Write out the stretch of the IFComp review page from "All the Troubles" through "Knight Knave (done)", word for word.

# Page
⟨

This will be the place to evaluate the entries for IF Comp.
Warnings: there will be spoilers. This is from a first-time IFComp reviewer, so there will be the Good, the Bad and the Huh?
Note: I will start out with those that I am more familiar with (both authors and language medium).
Remark: There seem to be many nautical and murder-mysteries this year. Perhaps it’s a common theme?
Updates to come soon!
20 Exchange Place (done)
All Hands (done)
All Hands Abandon Ship (done)
All the Troubles Come My Way (done)
Antony & Cleopatra: Case IV: The Murder of Marlon Brando (done)
Artful Deceit (done)
Bali B&B (done)
Barcarolle in Yellow (done)
Beat Witch (done)
Bright Brave Knight Knave (done)
Citizen Makane (done)
CODENAME OBSCURA (done)
Creative Cooking (done)
Death on the Stormrider (done)
Detective Osiris (done)
DICK MCBUTTS GETS KICKED IN THE NUTS (done)
Dr Ludwig and the Devil (done)
Eat the Eldritch (done)
The Engima of Solaris (done)
Escape your psychosis (done)
The Finders Commission (done)
Fix Your Mother’s Printer (done)
For Eternity, Again and Again (done)
Gestures Towards Divinity (done)
The Gift of What You Notice More (done)
Hand Me Down (done)
Have Orb, Will Travel (done)
Help! I Can’t Find My Glasses! (done)
How Prince Quisborne the Feckless Shook His Title (done)
In The Details (done)
Into The Lion’s Mouth (done)
LAKE Adventure (done)
Lake Starlight (done)
Last Valentine’s Day (done)
Last Vestiges (done)
The Library of Knowledge (done)
The Little Match Girl 4 (done)
The Long Kill (done)
Magor Investigates… (done)
Milliways: the Restaurant at the End of the Universe (done)
My Brother; The Parasite (done)
My Pseudo-Dementia Exhibition (done)
One Does Not Simply Fry (done)
One King to Loot them All (done)
One Knight Stand (done)
Out of Scope (done)
Paintball Wizard (done)
The Paper Magician (done)
Please Sign Here (done)
Put Your Hand Inside The Puppet Head (done)
Ribald Bat Lady Plunder Quest (done)
The Sculptor (done)
Shanidar, Safe Return (done)
The Ship (done)
A Thing of Wretchedness (done)
To Sea in a Sieve (done)
Trail Stash (done)
Tricks of light in the forest (done)
The Vambrace of Destiny (done)
We All Fall Together (done)
The Whale’s Keeper (done)
The Whisperers (done)
Who Iced Mayor McFreeze? (done)
The Witch (done)
Xanthippe’s Last Night with Socrates (done)
Running Total: 75/75
Bali B&B (Felicity Banks)
What it is about: the adventures of running a Bed & Breakfast in Bali, Indonesia. No animals or humans were harmed (of course, it’s a slice-of-life thing).
I did run things quite efficiently. I usually go in prepared.
The good: Nice cast of characters, your family members are not annoying, there are plenty of things to do. And food. And cats (four of them). And seaside (keeping with the nautical theme).
The bad: ‘Skills’ and ‘Attitudes’ were not clearly delineated. Some characters may end up getting too little screen time.
The Huh: What’s with the monkeys? And the cleaning inspection?
One Does Not Simply Fry (Stewart Baker, James Beamon)

⟩

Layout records
⟨

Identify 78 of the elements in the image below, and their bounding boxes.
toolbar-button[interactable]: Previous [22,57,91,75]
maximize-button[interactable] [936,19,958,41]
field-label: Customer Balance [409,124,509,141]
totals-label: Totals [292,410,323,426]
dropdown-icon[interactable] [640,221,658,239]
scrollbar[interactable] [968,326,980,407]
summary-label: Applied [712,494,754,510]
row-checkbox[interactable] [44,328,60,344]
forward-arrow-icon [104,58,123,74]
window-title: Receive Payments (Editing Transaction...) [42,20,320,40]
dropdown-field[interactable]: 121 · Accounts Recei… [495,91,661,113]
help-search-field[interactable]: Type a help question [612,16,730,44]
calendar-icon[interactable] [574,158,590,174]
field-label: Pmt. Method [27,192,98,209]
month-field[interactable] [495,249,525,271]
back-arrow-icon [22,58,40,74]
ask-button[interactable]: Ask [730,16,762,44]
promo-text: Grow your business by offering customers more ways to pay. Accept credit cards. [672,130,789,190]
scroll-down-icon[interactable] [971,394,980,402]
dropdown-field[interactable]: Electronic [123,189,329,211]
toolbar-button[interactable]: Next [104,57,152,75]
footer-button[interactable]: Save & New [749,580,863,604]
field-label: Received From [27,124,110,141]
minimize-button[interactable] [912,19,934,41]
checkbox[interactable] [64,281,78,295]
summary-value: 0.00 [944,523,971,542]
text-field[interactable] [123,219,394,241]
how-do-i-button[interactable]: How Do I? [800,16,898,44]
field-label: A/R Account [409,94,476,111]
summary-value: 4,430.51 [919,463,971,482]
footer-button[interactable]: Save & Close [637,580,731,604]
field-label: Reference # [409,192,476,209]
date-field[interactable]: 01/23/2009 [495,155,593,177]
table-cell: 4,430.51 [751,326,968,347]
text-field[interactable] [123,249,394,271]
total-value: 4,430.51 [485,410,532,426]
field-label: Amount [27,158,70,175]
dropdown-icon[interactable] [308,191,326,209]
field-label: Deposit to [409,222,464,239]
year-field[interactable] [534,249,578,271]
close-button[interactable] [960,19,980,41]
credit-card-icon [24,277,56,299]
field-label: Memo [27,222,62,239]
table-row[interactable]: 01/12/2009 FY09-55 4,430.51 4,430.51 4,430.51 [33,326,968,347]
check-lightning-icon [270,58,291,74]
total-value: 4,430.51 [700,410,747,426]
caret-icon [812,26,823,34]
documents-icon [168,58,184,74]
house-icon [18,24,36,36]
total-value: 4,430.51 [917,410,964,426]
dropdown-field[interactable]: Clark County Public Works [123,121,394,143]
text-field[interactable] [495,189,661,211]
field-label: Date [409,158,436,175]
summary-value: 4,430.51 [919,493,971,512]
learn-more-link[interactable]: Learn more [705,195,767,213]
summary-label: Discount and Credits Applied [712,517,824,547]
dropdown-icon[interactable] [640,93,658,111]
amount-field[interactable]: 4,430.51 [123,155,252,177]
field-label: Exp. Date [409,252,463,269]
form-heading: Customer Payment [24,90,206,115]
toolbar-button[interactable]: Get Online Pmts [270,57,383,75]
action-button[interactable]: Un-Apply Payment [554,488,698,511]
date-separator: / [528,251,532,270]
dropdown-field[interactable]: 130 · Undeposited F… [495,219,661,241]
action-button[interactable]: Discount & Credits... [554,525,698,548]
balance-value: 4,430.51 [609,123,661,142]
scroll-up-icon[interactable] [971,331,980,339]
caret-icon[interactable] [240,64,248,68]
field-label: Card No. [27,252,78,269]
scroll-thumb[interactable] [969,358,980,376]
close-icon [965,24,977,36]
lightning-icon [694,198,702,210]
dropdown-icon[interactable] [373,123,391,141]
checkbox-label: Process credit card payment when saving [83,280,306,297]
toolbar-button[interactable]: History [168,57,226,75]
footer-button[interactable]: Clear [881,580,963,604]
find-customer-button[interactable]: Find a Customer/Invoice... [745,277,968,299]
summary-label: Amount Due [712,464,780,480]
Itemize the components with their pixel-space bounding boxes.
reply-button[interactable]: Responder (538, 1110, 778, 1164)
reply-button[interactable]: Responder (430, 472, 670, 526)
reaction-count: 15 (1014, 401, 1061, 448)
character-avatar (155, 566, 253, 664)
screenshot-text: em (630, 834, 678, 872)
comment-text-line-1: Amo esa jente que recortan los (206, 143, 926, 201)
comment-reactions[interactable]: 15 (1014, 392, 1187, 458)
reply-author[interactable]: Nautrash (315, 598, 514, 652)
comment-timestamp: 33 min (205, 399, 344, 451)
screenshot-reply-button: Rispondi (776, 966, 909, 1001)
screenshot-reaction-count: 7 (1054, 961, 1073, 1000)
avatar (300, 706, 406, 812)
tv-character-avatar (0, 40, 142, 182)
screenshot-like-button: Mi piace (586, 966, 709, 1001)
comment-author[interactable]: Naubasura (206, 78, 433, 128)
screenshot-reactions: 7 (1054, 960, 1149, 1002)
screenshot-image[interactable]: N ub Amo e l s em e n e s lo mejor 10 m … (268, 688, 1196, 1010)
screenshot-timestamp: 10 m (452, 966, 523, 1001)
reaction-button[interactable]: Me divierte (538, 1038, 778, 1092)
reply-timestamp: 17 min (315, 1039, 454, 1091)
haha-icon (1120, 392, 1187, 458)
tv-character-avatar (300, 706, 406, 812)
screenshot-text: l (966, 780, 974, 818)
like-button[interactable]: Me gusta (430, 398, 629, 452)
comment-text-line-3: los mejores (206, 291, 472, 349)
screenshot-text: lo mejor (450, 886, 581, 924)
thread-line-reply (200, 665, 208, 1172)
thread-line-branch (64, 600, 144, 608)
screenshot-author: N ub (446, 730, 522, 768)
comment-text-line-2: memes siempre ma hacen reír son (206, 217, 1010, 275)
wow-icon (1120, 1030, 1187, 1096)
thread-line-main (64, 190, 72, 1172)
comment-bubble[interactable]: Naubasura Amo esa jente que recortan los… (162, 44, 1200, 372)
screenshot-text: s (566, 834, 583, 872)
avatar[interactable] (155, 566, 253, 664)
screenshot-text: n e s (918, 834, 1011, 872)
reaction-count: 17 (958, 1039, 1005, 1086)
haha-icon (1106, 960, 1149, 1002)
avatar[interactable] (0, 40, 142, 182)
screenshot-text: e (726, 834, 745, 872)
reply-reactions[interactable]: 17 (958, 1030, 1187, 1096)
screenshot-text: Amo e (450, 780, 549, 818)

⟩

# Full response
All the Troubles Come My Way (done)
Antony & Cleopatra: Case IV: The Murder of Marlon Brando (done)
Artful Deceit (done)
Bali B&B (done)
Barcarolle in Yellow (done)
Beat Witch (done)
Bright Brave Knight Knave (done)